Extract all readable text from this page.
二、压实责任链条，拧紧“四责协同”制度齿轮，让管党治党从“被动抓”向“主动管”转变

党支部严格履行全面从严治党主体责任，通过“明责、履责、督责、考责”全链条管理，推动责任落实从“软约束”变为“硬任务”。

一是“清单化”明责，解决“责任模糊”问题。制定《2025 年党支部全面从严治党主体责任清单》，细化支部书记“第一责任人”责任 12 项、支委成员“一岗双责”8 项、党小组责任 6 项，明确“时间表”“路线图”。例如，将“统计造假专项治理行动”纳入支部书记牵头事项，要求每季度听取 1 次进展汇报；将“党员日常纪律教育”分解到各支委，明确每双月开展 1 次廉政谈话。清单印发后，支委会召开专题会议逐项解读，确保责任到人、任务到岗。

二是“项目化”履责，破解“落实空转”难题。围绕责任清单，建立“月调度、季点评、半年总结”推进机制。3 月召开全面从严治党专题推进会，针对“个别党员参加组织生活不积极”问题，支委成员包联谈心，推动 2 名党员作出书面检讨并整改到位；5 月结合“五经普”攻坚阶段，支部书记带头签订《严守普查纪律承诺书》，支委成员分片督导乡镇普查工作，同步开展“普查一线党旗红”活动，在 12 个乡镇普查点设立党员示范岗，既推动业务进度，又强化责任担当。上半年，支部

● ● ● ● ●

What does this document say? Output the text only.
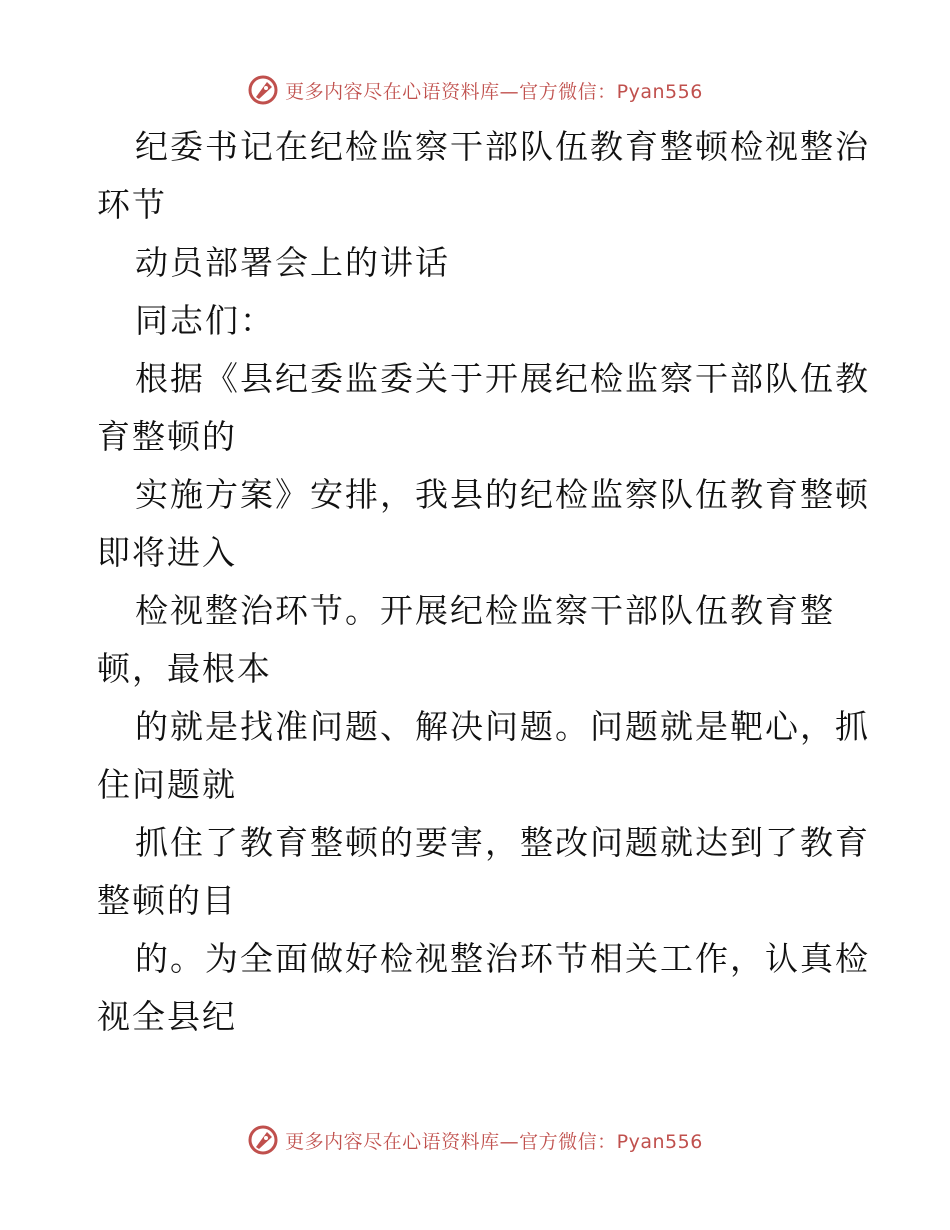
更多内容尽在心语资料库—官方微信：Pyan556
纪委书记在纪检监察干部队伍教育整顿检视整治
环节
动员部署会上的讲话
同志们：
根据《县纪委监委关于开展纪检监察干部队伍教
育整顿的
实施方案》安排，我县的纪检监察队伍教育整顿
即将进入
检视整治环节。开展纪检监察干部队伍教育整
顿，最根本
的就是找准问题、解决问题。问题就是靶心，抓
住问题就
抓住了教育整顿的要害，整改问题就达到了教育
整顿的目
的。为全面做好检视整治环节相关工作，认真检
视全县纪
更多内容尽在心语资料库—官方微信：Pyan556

● ● ● ● ●

Pick out the lines above containing the word "text", then copy them.

Extract all readable text from this page.
What does this document say? Output the text only.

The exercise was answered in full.